# Set exercise:
Update the listing from the line with "fork-tick-label: 200 — [1112, 1666, 1136, 1682]" up to and including the line with "x-tick-label: 120 — [251, 1594, 275, 1610]" by replacing "annotation" with "note", keeping everything else unchanged. Give only those lines.

# Supplied material:
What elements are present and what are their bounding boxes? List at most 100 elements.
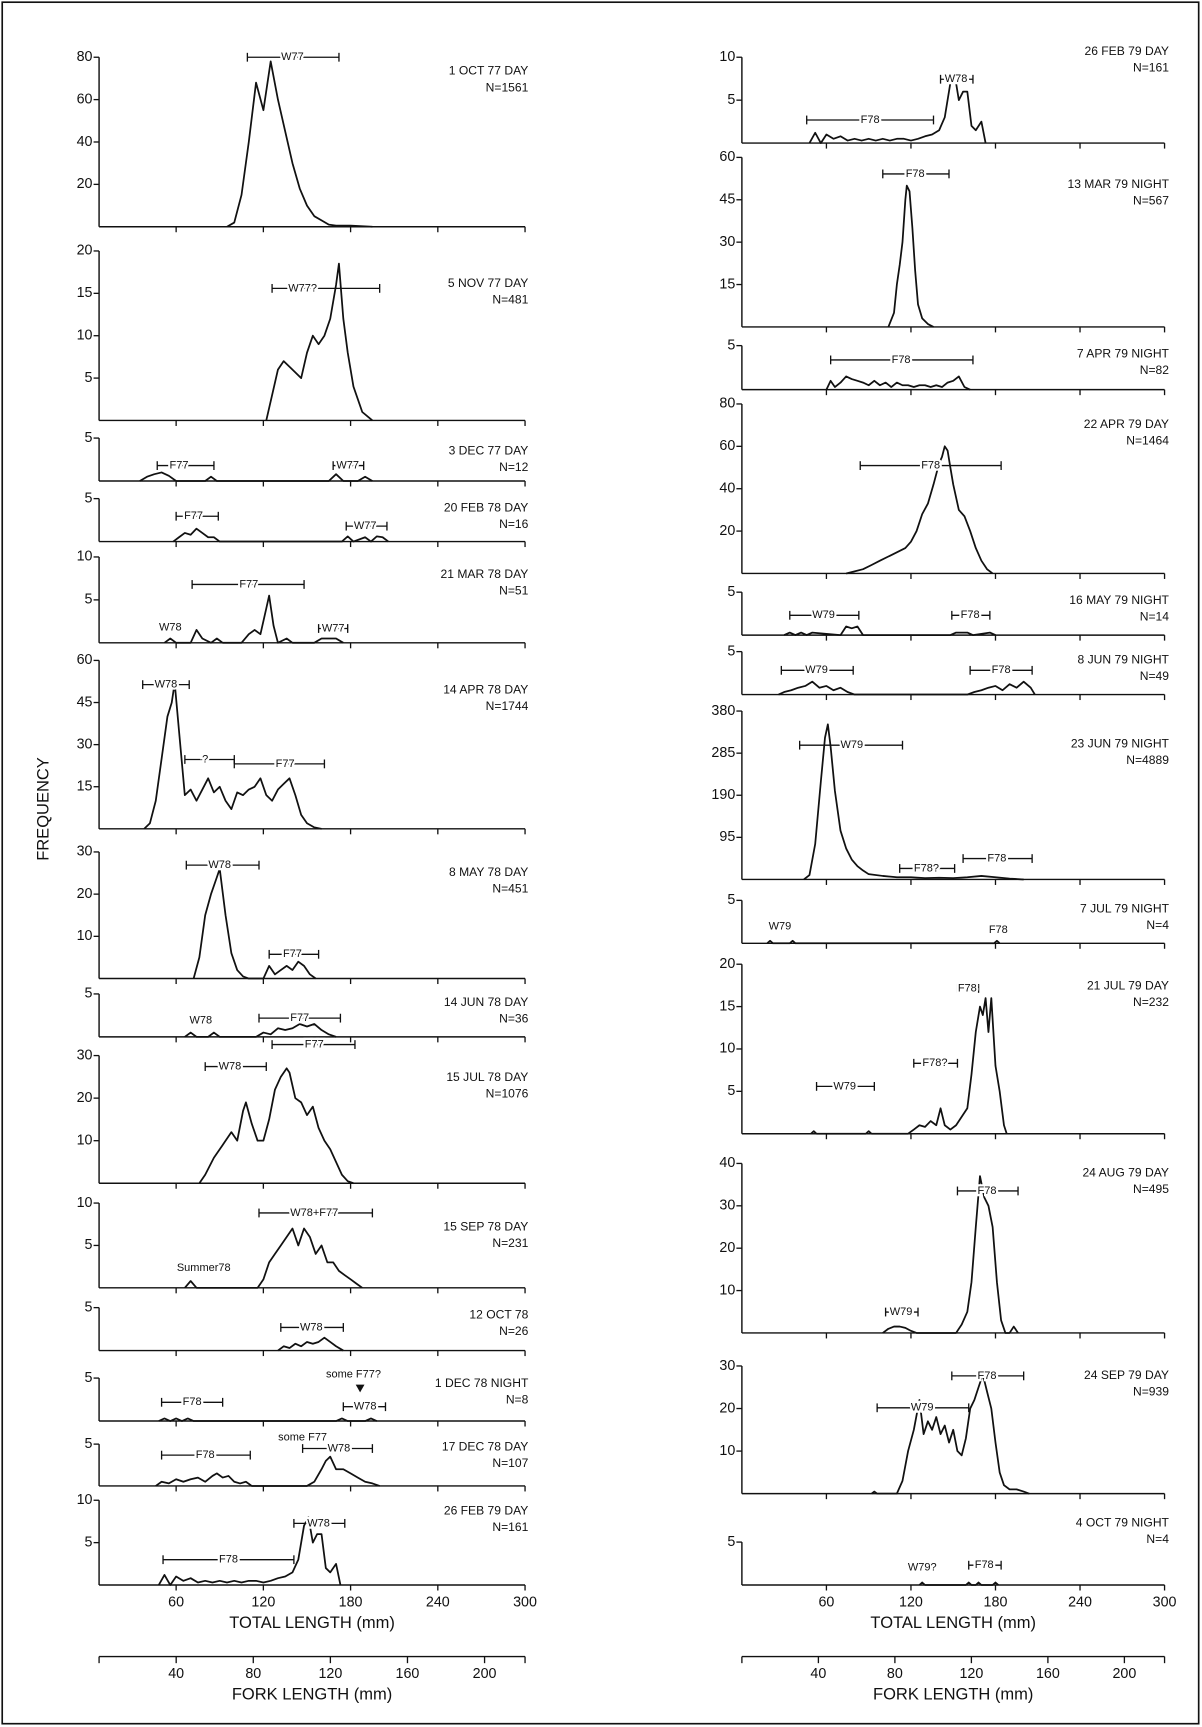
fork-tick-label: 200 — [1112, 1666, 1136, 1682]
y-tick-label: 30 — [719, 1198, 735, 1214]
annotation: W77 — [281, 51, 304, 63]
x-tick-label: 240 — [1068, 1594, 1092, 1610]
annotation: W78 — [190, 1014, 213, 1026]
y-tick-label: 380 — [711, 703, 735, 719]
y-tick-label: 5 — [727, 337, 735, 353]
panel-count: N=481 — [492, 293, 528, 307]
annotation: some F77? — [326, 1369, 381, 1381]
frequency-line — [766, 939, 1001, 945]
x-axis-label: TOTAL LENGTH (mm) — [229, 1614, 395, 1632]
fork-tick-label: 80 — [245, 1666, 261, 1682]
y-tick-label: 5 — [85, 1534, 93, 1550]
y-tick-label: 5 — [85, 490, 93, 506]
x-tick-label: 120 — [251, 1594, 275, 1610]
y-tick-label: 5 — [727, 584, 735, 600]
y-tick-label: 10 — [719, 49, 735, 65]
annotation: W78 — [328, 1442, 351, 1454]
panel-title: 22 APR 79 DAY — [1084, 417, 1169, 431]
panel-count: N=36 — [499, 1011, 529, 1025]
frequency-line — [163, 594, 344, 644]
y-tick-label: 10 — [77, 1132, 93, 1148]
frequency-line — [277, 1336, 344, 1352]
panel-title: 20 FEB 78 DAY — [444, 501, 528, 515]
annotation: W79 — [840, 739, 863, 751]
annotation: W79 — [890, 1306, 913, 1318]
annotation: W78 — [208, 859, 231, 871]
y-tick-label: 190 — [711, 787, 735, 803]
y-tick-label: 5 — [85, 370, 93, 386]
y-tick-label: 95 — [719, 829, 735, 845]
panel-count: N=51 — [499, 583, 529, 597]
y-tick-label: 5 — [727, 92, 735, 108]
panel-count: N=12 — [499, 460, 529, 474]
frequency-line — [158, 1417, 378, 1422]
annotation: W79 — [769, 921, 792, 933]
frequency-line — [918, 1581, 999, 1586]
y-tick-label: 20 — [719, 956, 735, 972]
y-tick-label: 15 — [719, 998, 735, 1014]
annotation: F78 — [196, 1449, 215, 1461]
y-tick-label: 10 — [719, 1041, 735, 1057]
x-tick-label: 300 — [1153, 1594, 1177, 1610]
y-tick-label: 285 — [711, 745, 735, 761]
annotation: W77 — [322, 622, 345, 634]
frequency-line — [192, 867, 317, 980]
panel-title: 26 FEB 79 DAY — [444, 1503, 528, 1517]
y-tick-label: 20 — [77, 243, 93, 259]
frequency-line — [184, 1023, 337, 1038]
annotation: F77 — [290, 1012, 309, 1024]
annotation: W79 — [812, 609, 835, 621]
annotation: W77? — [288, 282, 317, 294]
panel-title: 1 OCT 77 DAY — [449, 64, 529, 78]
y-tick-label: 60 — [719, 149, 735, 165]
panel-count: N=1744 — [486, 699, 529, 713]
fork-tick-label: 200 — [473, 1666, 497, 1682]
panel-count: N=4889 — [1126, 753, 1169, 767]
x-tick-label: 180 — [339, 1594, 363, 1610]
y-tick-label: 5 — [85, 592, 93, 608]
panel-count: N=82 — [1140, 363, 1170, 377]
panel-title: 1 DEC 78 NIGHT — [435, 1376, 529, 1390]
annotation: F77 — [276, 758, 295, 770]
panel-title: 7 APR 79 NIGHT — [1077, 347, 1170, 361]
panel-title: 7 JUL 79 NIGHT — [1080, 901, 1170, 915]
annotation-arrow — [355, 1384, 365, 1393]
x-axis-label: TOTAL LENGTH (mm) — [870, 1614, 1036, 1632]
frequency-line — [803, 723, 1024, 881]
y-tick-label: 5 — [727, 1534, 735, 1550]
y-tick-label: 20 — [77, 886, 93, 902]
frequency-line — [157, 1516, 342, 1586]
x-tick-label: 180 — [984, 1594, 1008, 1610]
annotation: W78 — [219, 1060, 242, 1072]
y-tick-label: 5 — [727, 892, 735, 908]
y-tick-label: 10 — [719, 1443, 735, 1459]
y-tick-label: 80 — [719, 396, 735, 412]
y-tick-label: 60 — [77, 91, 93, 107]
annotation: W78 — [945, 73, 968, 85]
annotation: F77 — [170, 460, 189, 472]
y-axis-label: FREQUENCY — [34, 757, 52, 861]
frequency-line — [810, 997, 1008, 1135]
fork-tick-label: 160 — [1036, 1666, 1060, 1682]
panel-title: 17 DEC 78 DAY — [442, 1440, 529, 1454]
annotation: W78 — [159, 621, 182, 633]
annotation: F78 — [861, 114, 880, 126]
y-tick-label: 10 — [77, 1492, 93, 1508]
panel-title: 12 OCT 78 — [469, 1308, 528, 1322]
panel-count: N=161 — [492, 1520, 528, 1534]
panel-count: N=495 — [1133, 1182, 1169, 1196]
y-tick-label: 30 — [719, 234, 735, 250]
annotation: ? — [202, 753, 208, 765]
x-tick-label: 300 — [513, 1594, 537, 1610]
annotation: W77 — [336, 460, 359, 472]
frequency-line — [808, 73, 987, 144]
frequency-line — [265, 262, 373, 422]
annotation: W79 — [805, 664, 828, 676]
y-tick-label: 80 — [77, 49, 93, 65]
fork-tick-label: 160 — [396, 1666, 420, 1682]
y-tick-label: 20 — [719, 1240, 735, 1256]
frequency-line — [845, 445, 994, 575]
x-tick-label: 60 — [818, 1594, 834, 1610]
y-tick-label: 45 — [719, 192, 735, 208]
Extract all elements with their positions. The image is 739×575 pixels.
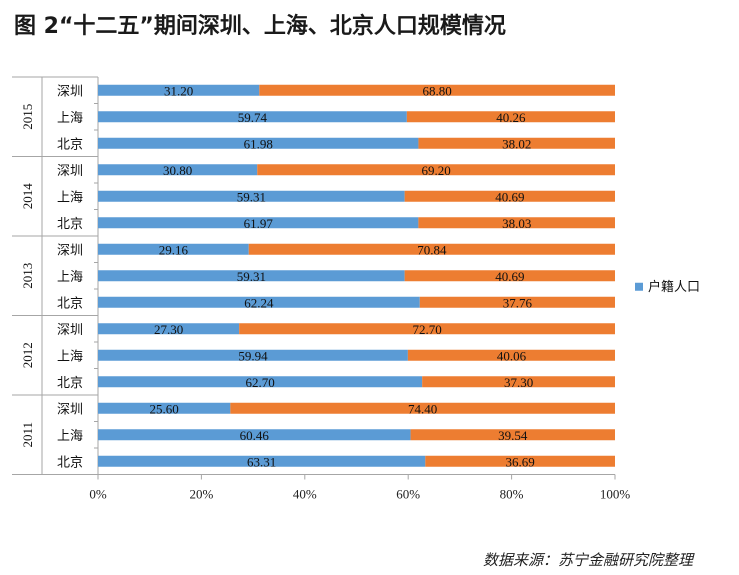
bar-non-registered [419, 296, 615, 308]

# Exercise output:
fork-tick-label: 200 — [1112, 1666, 1136, 1682]
y-tick-label: 30 — [719, 1198, 735, 1214]
note: W77 — [281, 51, 304, 63]
x-tick-label: 240 — [1068, 1594, 1092, 1610]
note: W78 — [190, 1014, 213, 1026]
y-tick-label: 380 — [711, 703, 735, 719]
y-tick-label: 5 — [727, 337, 735, 353]
panel-count: N=481 — [492, 293, 528, 307]
note: some F77? — [326, 1369, 381, 1381]
frequency-line — [766, 939, 1001, 945]
x-axis-label: TOTAL LENGTH (mm) — [229, 1614, 395, 1632]
fork-tick-label: 80 — [245, 1666, 261, 1682]
y-tick-label: 5 — [85, 1534, 93, 1550]
y-tick-label: 5 — [85, 490, 93, 506]
x-tick-label: 120 — [251, 1594, 275, 1610]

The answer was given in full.